### Written instruction
Look below for the line with "Extract the structured". Extract that line and each one after it through the last, word for word.

### Data section
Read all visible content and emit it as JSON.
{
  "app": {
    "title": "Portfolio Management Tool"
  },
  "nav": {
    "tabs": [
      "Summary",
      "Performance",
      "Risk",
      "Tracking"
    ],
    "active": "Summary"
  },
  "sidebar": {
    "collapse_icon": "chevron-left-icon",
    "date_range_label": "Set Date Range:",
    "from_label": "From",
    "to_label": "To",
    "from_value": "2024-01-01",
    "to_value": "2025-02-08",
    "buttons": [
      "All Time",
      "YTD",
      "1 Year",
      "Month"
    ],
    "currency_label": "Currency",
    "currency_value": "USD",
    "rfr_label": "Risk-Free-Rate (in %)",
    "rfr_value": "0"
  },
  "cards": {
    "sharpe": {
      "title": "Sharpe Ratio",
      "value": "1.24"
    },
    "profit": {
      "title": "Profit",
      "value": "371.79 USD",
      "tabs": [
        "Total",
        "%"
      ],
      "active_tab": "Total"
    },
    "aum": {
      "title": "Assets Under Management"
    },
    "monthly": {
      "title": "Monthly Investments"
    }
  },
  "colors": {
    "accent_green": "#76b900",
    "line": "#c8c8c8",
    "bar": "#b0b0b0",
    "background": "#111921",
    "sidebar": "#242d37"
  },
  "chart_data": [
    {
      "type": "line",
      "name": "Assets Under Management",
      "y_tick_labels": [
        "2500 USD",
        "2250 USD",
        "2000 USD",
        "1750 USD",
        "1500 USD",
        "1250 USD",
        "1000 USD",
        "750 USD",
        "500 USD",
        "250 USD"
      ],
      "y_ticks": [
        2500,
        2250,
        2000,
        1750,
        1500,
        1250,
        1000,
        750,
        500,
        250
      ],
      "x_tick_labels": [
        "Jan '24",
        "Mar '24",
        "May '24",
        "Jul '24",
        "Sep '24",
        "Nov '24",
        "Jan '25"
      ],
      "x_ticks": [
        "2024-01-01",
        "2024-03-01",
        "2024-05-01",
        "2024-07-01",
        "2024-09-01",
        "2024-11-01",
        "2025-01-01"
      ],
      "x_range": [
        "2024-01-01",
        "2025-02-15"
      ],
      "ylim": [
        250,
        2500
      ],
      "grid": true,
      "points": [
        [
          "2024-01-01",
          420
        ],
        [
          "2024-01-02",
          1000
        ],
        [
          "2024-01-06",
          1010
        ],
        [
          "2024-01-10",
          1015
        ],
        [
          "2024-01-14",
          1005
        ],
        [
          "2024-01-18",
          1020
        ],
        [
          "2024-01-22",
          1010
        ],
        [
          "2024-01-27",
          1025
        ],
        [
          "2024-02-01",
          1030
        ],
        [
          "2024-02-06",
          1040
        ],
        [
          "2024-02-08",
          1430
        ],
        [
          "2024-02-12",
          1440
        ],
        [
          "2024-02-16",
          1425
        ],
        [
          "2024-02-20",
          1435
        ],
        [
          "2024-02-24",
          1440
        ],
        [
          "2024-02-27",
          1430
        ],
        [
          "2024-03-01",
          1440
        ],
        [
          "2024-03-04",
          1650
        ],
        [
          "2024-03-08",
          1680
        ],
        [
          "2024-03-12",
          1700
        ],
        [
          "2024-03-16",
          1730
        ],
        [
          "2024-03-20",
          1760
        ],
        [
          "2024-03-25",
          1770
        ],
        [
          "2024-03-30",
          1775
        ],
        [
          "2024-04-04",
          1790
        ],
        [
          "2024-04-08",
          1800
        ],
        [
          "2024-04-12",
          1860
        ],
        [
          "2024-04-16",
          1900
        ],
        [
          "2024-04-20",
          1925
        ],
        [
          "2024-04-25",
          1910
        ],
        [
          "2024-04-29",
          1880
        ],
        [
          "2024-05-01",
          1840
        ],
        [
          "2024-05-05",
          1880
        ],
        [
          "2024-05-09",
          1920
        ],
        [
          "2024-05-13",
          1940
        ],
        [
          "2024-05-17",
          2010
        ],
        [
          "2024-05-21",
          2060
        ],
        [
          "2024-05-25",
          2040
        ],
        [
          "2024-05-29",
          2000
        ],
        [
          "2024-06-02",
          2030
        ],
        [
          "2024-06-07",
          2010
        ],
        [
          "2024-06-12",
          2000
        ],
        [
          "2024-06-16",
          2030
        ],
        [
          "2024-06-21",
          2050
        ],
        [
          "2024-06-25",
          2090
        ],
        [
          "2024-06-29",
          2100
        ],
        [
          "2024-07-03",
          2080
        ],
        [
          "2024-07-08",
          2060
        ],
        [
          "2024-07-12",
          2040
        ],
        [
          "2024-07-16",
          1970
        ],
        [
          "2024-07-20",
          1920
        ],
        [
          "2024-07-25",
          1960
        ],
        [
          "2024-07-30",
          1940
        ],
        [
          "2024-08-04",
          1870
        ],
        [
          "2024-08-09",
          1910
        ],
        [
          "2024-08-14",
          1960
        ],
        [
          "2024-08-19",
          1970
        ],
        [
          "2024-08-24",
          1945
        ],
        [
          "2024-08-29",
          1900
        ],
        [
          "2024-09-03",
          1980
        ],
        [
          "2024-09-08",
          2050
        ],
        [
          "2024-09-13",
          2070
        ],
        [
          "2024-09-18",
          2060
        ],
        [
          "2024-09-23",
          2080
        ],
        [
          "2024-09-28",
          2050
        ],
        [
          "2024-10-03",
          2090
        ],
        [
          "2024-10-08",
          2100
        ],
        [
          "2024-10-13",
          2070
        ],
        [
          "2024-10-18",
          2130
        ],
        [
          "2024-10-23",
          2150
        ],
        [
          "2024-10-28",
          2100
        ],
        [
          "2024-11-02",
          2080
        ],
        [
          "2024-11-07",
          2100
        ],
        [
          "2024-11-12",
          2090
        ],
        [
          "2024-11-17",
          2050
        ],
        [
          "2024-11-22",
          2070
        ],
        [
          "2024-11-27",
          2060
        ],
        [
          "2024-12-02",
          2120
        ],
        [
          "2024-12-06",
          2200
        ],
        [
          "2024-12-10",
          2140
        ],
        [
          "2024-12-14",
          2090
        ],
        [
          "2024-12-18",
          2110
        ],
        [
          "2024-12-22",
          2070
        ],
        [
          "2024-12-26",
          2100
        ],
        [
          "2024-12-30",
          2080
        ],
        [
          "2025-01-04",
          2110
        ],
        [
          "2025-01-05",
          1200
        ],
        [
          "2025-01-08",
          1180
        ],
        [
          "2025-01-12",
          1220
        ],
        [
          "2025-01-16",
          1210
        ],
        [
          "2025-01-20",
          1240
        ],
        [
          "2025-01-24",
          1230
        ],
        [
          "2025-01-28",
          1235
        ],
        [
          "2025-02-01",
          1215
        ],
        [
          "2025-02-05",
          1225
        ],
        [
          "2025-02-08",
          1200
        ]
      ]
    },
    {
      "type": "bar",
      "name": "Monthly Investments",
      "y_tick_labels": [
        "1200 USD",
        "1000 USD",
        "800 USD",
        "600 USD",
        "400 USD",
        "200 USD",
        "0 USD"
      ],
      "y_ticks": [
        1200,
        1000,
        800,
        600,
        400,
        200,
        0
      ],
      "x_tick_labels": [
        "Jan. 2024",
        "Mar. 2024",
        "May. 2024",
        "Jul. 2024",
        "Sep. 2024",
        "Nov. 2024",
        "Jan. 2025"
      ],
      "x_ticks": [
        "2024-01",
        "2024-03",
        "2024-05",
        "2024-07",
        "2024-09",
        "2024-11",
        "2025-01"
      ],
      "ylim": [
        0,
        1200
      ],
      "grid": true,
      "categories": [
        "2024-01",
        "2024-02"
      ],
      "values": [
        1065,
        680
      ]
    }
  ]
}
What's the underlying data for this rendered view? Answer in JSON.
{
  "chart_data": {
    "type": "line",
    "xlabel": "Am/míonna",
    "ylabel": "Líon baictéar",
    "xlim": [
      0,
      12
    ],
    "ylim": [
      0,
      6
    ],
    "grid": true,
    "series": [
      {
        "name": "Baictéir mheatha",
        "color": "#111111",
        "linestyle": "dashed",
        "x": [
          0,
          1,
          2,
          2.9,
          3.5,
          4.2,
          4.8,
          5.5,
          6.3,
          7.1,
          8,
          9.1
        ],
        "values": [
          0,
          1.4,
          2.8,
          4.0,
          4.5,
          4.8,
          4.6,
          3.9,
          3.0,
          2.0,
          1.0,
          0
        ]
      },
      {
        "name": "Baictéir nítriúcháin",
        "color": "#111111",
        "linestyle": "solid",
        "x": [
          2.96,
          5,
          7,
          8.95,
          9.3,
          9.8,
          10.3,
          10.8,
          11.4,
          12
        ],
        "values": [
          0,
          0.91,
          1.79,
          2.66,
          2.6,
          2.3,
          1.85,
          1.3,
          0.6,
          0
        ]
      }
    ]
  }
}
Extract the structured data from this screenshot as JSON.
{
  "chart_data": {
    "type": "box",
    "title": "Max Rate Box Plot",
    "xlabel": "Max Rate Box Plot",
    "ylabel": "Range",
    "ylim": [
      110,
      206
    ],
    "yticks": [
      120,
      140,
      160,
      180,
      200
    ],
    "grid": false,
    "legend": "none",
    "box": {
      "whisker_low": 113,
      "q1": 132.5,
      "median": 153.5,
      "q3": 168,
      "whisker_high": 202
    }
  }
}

### Result below
Extract the structured data from this screenshot as JSON.
{
  "chart_data": {
    "type": "box",
    "title": "Max Rate Box Plot",
    "xlabel": "Max Rate Box Plot",
    "ylabel": "Range",
    "ylim": [
      110,
      206
    ],
    "yticks": [
      120,
      140,
      160,
      180,
      200
    ],
    "grid": false,
    "legend": "none",
    "box": {
      "whisker_low": 113,
      "q1": 132.5,
      "median": 153.5,
      "q3": 168,
      "whisker_high": 202
    }
  }
}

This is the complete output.